• [Job]: Wherever "this" appears in a line, copy that line.

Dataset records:

========================

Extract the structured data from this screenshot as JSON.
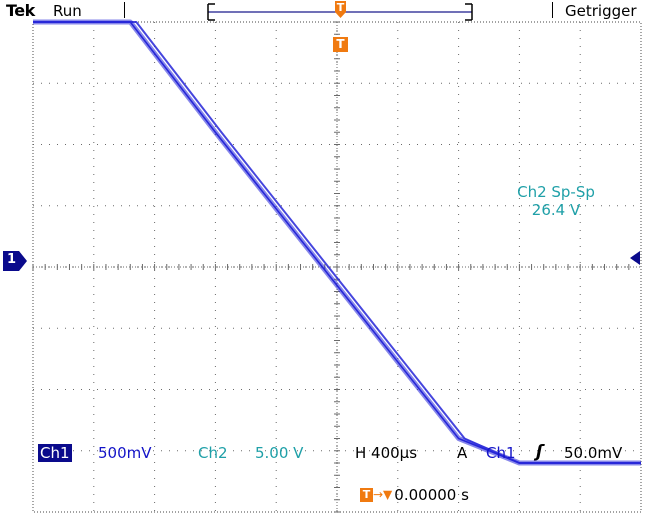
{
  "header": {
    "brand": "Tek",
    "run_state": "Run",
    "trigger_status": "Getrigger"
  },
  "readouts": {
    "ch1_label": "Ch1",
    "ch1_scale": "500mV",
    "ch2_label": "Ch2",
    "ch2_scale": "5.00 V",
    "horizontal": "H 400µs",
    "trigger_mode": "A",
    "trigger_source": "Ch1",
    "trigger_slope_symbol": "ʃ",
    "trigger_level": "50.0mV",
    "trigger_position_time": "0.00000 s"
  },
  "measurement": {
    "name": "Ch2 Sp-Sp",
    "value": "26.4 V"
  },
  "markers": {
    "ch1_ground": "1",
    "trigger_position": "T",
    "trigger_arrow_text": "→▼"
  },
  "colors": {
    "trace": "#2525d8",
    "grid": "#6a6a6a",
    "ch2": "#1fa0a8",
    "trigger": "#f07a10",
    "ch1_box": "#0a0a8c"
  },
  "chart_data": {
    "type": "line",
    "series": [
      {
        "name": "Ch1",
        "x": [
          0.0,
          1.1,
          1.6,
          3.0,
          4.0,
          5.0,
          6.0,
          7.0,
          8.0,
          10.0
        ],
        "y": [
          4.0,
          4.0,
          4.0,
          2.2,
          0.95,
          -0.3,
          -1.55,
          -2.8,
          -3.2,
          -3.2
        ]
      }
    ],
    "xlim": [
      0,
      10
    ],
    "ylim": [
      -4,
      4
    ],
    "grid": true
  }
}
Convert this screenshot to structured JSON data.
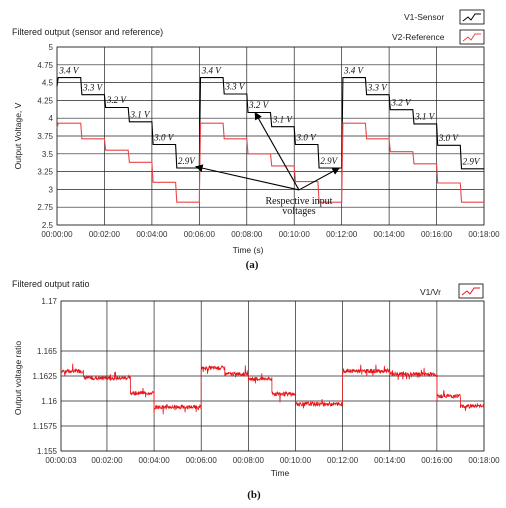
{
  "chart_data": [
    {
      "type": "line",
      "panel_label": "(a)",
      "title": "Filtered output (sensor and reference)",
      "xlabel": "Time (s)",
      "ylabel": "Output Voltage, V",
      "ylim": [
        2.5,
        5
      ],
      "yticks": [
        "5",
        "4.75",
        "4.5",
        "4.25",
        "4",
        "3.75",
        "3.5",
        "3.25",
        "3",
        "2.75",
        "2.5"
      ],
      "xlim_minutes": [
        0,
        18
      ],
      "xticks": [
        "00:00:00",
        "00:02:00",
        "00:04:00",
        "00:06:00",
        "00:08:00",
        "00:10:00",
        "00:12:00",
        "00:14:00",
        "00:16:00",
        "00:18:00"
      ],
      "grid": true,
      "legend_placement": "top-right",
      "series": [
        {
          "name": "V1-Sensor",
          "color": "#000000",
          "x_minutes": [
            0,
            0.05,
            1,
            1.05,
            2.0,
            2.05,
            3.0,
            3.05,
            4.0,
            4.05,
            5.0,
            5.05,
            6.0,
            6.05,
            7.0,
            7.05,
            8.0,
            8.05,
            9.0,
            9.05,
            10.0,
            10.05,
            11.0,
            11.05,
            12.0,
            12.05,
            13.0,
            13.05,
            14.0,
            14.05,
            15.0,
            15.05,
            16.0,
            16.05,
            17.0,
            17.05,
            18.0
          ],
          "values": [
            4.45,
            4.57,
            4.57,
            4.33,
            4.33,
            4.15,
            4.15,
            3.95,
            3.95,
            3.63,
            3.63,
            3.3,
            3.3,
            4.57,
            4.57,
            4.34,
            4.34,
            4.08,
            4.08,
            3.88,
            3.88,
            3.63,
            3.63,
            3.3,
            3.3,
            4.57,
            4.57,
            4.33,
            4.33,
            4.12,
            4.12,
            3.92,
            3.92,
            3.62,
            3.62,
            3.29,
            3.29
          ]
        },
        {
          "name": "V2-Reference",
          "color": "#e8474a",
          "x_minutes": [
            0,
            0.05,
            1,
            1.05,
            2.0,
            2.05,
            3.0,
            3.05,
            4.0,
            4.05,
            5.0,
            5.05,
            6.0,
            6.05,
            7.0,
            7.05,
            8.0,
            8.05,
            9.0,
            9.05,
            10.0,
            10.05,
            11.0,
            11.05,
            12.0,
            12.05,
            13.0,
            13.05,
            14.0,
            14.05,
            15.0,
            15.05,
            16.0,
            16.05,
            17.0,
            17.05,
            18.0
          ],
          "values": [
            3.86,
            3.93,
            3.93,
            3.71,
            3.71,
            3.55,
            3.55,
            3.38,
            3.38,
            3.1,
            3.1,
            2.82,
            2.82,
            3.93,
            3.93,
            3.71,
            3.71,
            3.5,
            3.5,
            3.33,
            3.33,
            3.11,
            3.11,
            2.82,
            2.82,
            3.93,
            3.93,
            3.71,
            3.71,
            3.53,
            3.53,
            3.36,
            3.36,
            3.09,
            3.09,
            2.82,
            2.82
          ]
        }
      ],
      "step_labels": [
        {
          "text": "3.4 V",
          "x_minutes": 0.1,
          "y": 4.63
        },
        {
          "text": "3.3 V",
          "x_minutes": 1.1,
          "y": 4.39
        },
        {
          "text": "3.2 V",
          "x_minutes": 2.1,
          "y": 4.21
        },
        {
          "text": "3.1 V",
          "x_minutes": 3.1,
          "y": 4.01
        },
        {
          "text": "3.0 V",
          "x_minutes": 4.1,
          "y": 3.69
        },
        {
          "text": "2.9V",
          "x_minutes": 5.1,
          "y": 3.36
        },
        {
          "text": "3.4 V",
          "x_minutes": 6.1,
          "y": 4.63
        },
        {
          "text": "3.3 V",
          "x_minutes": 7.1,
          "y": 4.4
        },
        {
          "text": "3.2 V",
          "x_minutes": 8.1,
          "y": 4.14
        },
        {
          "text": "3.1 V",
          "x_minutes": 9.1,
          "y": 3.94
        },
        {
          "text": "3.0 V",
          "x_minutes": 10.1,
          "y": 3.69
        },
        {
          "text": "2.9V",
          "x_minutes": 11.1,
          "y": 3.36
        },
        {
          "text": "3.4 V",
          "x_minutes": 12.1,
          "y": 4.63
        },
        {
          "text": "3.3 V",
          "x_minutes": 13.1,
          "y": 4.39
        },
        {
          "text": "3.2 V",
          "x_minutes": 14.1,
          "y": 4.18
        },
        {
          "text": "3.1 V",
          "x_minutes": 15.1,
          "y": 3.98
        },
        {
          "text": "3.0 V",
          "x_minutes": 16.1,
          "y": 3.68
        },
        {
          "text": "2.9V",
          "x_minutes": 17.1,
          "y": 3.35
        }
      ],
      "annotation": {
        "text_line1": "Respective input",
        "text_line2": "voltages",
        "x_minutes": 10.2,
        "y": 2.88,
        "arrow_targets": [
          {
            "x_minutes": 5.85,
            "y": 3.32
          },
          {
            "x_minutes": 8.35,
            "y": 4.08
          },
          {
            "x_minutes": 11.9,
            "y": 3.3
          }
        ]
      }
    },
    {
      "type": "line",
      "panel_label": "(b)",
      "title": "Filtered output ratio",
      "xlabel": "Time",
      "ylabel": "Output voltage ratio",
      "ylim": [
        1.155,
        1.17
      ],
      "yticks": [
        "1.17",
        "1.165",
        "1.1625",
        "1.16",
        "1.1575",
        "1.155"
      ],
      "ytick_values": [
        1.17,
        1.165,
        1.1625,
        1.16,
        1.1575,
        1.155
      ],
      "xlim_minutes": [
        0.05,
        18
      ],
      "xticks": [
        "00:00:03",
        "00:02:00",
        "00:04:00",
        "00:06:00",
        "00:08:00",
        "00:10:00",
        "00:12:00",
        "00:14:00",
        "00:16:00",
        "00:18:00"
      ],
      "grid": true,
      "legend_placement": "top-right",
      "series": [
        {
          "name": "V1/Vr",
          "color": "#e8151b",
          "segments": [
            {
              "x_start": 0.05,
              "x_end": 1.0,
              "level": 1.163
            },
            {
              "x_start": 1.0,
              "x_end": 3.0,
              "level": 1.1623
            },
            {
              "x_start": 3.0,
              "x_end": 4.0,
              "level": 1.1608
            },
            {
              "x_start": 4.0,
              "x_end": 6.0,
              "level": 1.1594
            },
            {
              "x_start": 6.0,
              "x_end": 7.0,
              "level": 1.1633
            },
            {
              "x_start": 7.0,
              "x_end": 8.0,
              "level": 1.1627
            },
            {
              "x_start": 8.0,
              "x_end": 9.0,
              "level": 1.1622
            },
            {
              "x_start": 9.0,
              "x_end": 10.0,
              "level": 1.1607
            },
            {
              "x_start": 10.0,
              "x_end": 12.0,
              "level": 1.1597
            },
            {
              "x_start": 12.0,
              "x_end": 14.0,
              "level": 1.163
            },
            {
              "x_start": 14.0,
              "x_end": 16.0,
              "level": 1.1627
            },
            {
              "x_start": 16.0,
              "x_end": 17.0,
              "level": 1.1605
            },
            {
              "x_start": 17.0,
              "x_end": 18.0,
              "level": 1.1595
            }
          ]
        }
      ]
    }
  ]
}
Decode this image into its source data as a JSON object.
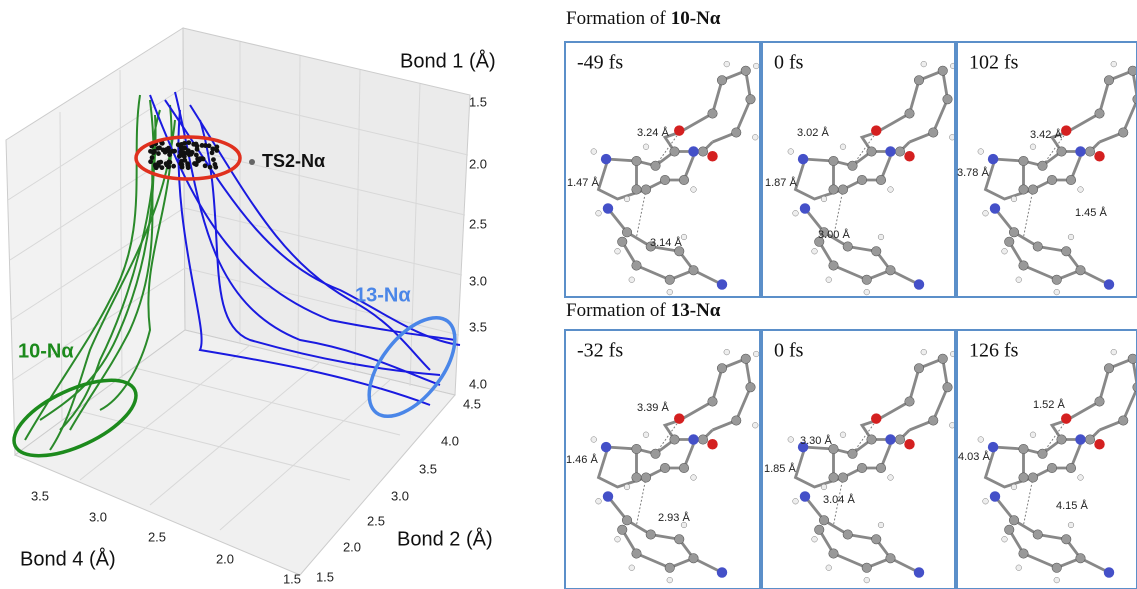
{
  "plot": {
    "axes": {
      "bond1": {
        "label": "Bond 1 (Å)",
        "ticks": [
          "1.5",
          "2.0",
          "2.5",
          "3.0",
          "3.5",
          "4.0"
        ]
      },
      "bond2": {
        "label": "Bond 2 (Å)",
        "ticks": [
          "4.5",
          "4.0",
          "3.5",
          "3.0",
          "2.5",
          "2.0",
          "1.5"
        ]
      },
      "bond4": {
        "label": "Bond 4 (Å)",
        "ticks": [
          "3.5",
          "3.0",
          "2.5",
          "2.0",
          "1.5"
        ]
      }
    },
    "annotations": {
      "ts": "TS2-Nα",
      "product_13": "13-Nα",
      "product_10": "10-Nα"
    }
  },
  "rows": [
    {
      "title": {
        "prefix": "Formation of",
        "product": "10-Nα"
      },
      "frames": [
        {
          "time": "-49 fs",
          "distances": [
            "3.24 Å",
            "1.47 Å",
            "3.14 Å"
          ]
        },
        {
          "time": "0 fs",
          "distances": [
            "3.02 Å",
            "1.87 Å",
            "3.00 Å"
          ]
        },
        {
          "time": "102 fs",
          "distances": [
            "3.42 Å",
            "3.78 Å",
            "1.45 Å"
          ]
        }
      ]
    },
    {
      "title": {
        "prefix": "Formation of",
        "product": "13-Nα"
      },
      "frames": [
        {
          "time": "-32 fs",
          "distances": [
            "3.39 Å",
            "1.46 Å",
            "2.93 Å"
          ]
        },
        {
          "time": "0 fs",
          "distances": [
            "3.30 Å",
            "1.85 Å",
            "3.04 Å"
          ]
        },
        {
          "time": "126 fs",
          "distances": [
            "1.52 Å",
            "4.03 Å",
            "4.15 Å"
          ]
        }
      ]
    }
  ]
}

========================

• [Answer]:
Extract the structured data from this screenshot as JSON.
Convert this screenshot to structured JSON data.
Decode this image into its source data as a JSON object.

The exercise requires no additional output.